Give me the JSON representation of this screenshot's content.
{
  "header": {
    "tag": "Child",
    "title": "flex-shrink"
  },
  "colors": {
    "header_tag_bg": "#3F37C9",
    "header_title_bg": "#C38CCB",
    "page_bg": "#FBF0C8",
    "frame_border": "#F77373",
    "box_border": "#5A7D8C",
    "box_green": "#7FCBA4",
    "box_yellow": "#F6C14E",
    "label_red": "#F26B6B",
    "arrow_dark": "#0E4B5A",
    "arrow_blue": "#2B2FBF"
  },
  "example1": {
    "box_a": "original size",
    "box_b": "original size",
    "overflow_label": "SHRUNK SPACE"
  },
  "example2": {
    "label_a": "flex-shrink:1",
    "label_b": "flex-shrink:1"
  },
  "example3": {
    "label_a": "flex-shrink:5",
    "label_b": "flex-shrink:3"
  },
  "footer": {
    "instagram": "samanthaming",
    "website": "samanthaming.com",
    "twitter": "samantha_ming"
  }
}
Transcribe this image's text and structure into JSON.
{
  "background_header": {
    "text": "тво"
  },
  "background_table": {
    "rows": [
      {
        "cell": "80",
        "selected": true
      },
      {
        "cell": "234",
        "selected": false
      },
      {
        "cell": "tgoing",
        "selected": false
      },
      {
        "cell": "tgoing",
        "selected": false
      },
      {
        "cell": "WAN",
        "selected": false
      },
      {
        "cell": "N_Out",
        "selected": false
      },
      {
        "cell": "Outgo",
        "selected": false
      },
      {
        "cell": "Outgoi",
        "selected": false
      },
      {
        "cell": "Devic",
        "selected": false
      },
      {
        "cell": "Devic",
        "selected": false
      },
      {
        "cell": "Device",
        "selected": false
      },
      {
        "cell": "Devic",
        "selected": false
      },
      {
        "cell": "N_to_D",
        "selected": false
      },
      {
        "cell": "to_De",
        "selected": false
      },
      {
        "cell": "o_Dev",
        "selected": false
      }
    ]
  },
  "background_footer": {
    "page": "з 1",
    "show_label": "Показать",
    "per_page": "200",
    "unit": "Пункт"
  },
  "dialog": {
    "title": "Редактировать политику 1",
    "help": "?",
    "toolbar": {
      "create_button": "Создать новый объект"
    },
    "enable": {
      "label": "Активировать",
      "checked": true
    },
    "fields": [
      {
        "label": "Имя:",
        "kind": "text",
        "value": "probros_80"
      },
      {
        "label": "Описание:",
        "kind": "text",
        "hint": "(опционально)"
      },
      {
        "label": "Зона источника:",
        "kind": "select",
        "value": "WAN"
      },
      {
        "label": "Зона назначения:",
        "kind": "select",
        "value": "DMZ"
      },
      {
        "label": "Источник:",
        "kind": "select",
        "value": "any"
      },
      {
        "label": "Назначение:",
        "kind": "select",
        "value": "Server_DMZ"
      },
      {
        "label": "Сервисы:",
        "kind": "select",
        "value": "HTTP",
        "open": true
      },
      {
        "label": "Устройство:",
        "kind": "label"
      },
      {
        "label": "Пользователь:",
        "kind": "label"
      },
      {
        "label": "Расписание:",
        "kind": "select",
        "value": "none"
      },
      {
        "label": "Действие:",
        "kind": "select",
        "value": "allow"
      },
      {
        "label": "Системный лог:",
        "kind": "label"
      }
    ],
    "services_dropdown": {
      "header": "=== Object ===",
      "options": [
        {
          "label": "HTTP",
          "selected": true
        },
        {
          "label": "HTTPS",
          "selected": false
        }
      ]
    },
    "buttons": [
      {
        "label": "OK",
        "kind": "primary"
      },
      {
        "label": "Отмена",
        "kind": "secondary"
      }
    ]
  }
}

☆ ☆ ☆ ☆ ☆

| OBJECTIVE |
From the data, pick out every line that includes "flex".

| THE REPLY |
    "title": "flex-shrink"
    "label_a": "flex-shrink:1",
    "label_b": "flex-shrink:1"
    "label_a": "flex-shrink:5",
    "label_b": "flex-shrink:3"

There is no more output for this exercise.